To be done: Read the records below and copy each line that contains "JSON".

The records:
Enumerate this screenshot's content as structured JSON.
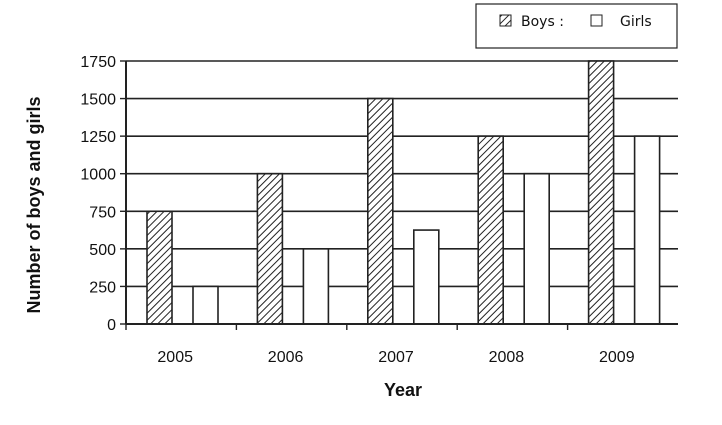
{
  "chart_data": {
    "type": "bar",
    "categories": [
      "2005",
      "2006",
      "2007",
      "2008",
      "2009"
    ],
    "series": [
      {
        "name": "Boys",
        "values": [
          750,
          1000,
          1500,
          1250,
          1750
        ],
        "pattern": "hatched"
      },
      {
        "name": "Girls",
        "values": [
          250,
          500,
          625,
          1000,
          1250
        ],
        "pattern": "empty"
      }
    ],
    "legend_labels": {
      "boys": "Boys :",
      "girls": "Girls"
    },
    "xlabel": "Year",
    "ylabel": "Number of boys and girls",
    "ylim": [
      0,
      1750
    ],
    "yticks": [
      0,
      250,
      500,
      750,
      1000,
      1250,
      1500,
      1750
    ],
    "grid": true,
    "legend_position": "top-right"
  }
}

==

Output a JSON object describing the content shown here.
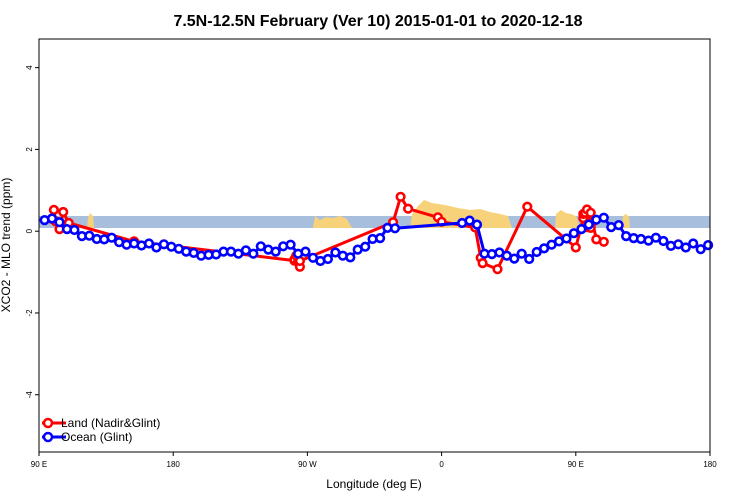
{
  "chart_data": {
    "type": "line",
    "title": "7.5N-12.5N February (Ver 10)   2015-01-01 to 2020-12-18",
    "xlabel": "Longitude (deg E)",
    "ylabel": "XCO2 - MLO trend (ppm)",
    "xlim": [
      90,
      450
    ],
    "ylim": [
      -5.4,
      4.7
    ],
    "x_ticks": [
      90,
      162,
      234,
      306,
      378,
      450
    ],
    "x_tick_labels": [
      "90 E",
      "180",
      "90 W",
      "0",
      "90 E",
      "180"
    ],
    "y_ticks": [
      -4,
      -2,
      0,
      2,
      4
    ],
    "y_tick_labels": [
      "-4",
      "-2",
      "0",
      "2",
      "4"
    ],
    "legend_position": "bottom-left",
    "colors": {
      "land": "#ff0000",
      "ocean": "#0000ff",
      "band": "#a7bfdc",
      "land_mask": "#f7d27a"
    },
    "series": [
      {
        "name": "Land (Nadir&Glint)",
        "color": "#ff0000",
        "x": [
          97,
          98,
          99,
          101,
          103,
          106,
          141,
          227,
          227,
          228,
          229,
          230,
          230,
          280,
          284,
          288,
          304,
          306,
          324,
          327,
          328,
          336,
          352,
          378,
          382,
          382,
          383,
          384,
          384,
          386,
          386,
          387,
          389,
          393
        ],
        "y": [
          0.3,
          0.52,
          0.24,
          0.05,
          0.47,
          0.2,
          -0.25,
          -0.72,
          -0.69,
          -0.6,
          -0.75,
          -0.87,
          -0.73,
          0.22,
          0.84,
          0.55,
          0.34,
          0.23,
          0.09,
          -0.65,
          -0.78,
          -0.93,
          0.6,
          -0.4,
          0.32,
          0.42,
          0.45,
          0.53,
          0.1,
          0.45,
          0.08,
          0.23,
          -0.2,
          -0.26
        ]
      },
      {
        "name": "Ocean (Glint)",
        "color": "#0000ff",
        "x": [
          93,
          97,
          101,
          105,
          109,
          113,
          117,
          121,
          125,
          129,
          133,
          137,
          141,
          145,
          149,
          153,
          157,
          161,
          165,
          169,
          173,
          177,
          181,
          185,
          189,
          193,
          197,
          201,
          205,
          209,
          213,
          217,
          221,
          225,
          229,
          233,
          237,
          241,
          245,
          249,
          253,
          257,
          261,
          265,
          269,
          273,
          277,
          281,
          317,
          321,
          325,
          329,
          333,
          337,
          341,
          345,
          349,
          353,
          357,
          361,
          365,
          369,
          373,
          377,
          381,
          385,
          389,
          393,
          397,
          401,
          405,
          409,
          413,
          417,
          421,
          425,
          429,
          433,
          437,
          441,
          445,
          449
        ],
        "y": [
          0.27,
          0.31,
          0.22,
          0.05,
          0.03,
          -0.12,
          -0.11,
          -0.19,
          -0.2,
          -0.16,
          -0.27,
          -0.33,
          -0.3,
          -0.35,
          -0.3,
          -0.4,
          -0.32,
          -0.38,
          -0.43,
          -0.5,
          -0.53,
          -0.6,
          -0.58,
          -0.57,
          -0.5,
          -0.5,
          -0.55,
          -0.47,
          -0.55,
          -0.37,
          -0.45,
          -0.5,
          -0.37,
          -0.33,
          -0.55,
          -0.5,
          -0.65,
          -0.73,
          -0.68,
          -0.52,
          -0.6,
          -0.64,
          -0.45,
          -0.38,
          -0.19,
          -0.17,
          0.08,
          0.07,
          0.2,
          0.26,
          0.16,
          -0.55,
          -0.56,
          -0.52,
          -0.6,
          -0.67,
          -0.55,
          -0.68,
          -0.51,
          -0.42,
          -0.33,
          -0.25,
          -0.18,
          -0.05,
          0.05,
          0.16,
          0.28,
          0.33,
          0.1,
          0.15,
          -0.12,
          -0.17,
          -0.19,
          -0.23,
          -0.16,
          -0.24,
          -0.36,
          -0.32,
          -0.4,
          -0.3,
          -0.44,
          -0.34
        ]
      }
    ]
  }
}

Solution to this exercise:
Enumerate this screenshot's content as structured JSON.
Output a JSON object describing the content shown here.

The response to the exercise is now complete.